**TASK GOAL**
From the data that follows, copy every line holding the string "během".
══ INFORMATION SUPPLIED
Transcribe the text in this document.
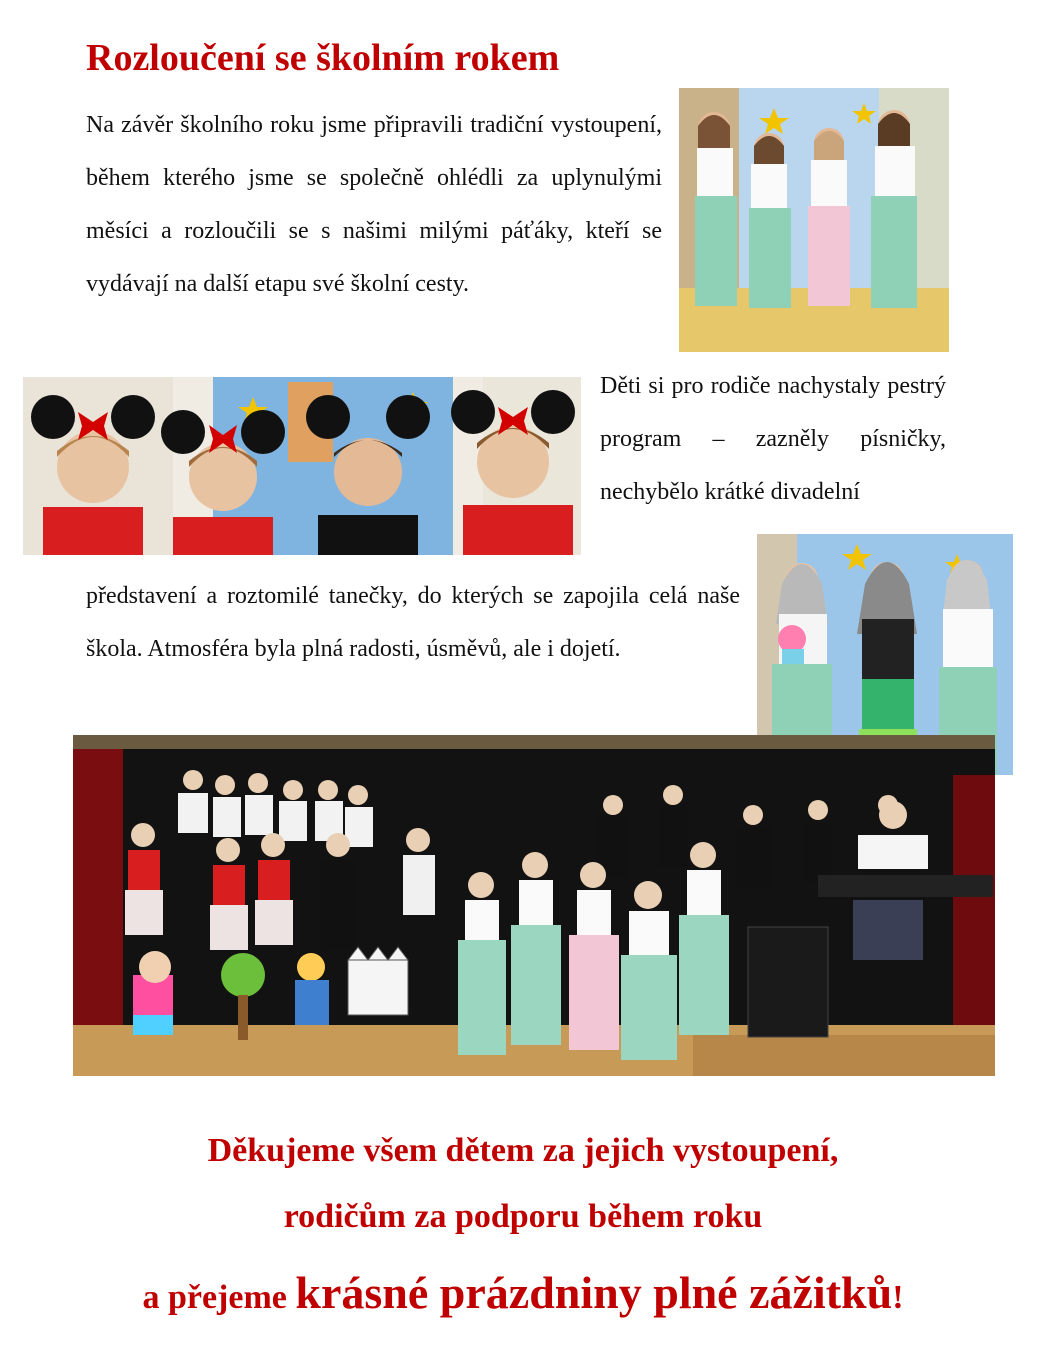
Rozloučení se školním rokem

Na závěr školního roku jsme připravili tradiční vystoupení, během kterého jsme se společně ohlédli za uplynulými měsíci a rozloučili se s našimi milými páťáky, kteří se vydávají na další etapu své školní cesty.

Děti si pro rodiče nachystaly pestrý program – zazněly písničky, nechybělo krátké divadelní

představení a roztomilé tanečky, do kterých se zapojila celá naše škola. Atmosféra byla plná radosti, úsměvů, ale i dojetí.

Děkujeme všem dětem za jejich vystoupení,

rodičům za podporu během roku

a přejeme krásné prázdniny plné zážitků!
════
**FINAL ANSWER**
Na závěr školního roku jsme připravili tradiční vystoupení, během kterého jsme se společně ohlédli za uplynulými měsíci a rozloučili se s našimi milými páťáky, kteří se vydávají na další etapu své školní cesty.
rodičům za podporu během roku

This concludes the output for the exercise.